**Exercise:**
Check each line for the string "WORKERS" and give only the count of lines that have it.

══════════

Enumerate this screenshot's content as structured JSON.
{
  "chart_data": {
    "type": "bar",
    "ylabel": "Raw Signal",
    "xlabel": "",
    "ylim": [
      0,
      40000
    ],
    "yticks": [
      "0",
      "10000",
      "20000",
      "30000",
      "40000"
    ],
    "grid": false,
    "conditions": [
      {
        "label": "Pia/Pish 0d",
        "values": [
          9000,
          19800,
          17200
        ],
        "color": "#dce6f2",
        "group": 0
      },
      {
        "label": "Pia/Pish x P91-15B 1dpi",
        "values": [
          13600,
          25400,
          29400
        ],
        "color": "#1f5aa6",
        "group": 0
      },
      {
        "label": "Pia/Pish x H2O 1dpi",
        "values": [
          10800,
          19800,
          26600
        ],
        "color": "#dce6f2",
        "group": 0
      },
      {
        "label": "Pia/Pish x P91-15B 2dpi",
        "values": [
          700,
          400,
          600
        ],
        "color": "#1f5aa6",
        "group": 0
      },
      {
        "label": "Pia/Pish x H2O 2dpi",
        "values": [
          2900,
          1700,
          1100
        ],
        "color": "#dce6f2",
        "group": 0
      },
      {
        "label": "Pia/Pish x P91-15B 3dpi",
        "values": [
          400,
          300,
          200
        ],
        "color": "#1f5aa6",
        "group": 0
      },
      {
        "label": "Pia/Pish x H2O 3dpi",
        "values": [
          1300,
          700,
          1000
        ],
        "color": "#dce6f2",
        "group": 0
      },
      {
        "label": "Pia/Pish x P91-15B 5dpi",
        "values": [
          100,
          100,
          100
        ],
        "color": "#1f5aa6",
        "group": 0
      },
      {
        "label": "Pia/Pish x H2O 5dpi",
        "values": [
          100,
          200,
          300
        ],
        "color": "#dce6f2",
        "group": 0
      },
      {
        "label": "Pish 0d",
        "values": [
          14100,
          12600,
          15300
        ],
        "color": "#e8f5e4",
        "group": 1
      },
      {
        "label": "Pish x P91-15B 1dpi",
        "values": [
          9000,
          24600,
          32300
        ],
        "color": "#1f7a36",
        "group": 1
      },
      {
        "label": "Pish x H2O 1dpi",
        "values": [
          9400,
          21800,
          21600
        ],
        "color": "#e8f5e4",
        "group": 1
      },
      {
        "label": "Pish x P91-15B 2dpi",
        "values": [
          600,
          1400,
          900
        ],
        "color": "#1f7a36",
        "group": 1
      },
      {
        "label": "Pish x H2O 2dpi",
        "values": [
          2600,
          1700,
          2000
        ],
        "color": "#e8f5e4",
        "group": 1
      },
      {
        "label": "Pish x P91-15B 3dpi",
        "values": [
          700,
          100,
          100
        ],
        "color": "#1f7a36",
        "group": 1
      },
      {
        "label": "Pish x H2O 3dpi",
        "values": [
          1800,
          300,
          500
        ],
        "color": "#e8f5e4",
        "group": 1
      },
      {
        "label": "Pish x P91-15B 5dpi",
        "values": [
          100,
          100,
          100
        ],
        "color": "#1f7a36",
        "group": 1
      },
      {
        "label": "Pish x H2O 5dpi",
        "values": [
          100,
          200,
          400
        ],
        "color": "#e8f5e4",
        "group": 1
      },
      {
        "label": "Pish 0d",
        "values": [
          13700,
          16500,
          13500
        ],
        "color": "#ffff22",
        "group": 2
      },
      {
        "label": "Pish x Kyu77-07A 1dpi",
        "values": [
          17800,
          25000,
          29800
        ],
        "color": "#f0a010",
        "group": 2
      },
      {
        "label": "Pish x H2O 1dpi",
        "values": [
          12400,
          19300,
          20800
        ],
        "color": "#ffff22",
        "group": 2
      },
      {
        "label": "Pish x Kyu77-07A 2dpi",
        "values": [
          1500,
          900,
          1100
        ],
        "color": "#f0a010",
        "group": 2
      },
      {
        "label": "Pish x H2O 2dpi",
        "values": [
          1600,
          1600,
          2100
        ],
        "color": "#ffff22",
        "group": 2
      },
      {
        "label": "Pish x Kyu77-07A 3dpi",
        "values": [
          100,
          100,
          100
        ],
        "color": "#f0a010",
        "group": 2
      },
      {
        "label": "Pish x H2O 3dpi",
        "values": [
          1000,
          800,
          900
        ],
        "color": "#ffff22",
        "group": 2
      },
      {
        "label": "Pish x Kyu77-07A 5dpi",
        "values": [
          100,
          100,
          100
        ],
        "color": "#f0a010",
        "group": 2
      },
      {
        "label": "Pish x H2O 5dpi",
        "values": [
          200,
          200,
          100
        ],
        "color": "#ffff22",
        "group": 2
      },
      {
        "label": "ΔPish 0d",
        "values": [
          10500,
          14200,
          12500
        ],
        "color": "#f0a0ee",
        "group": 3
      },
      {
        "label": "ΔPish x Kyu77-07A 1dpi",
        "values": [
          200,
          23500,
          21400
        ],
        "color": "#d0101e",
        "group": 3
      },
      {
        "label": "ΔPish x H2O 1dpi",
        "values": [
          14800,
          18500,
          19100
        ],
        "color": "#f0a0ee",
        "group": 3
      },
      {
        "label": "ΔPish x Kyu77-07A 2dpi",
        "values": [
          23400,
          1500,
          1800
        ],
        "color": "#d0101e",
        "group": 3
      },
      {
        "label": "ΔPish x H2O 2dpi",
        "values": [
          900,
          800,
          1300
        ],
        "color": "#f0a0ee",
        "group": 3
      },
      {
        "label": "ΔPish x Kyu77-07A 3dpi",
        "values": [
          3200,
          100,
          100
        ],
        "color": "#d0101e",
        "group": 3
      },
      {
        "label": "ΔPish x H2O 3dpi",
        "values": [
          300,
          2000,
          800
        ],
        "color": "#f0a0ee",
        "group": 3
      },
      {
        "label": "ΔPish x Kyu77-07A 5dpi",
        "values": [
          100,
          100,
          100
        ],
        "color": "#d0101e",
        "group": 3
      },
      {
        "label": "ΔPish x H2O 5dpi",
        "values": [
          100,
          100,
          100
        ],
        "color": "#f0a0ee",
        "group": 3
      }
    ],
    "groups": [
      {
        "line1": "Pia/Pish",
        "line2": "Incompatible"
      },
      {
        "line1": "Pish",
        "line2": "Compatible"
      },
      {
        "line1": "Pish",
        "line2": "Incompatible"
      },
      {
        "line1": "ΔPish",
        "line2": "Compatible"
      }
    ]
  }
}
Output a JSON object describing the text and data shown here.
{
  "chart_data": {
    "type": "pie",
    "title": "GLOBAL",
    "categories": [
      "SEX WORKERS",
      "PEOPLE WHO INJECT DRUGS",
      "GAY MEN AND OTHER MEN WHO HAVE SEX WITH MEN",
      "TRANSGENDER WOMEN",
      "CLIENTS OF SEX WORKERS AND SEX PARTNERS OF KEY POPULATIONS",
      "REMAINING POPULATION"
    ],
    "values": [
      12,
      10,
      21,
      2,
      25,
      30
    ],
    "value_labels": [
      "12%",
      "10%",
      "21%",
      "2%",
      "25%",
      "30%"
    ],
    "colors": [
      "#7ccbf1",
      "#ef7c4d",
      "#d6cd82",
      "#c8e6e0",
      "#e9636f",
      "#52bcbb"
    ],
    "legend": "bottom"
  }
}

══════════

**Solution to this task:**
2